(Spatial annotation records)
··········
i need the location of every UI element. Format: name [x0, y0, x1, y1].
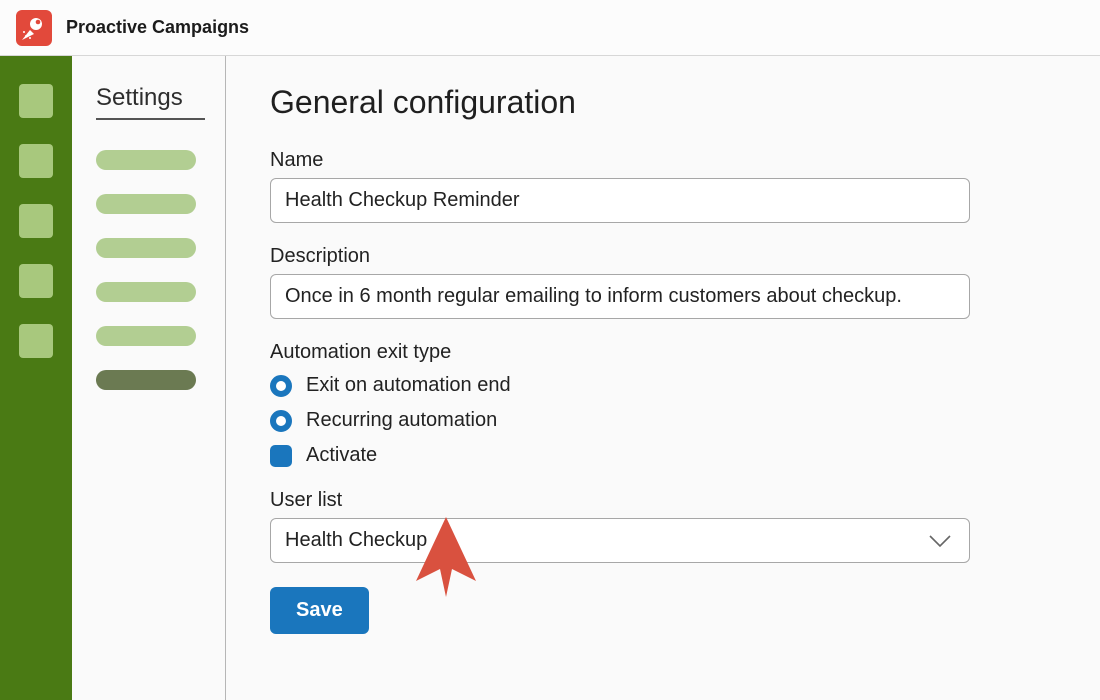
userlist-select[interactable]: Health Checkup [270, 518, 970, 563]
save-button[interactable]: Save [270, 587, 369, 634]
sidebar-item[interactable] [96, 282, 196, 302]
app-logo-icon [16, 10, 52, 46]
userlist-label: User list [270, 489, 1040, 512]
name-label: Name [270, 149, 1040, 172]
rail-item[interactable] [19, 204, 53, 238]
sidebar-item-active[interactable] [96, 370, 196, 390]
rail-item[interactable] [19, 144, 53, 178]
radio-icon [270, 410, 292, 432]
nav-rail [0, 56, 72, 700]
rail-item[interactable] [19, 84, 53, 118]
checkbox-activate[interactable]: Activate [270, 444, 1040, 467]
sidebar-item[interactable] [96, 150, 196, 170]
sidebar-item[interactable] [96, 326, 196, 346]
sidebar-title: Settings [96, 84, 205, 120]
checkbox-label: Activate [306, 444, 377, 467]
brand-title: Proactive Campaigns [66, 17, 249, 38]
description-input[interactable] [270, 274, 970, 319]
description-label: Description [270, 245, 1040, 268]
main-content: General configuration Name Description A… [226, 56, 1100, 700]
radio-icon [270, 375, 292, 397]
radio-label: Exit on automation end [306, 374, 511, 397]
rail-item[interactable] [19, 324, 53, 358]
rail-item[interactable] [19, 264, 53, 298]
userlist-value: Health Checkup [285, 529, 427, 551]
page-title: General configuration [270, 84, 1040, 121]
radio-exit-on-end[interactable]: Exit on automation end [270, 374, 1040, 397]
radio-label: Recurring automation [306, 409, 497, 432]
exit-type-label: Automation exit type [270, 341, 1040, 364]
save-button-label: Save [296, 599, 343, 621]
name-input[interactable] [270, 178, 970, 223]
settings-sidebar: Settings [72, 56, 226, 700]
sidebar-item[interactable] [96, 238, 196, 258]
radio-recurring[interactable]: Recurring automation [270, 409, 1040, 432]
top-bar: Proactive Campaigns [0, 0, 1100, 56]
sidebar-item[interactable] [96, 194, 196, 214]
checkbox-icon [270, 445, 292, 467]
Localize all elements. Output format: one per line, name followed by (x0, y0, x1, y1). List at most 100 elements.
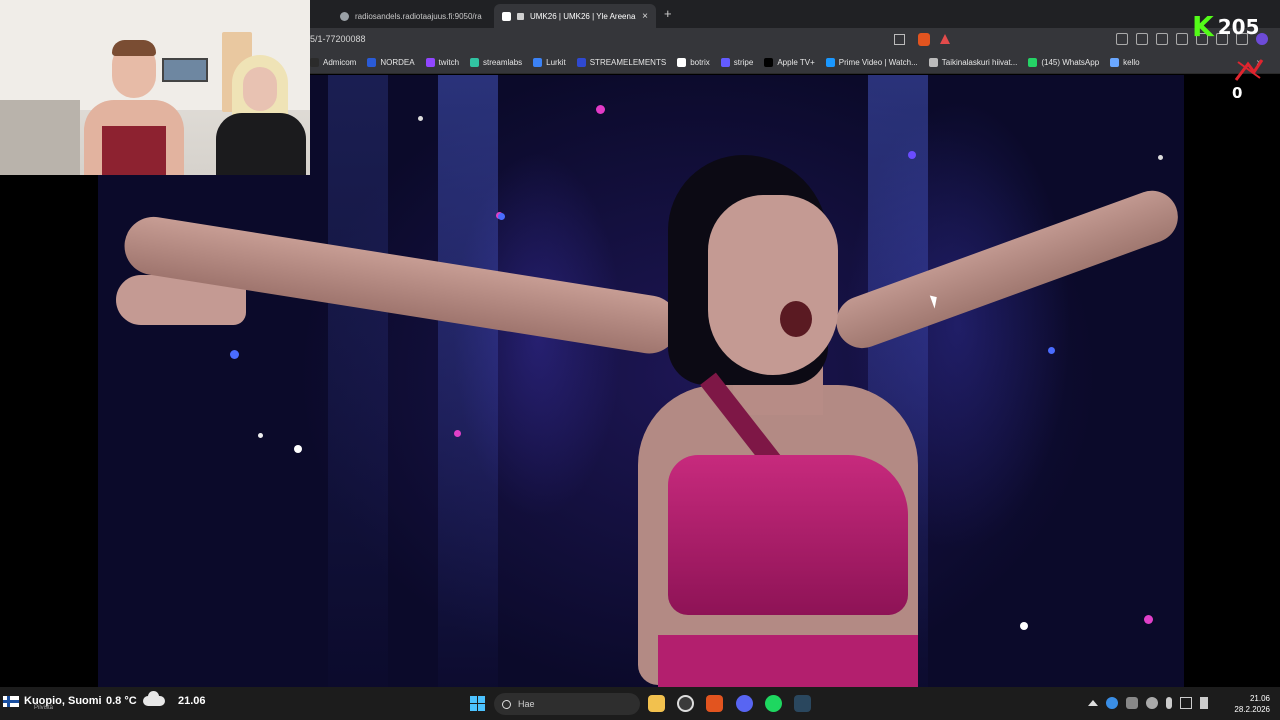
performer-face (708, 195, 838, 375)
··········
Pull out each line of the material that contains the string "sidebar". Only matches with the same capitalization count.

- **Exercise response**
sidebar-item[interactable] [96, 282, 196, 302]
sidebar-item-active[interactable] [96, 370, 196, 390]
sidebar-item[interactable] [96, 150, 196, 170]
sidebar-item[interactable] [96, 326, 196, 346]
sidebar-title: Settings [96, 84, 205, 120]
settings-sidebar: Settings [72, 56, 226, 700]
sidebar-item[interactable] [96, 238, 196, 258]
sidebar-item[interactable] [96, 194, 196, 214]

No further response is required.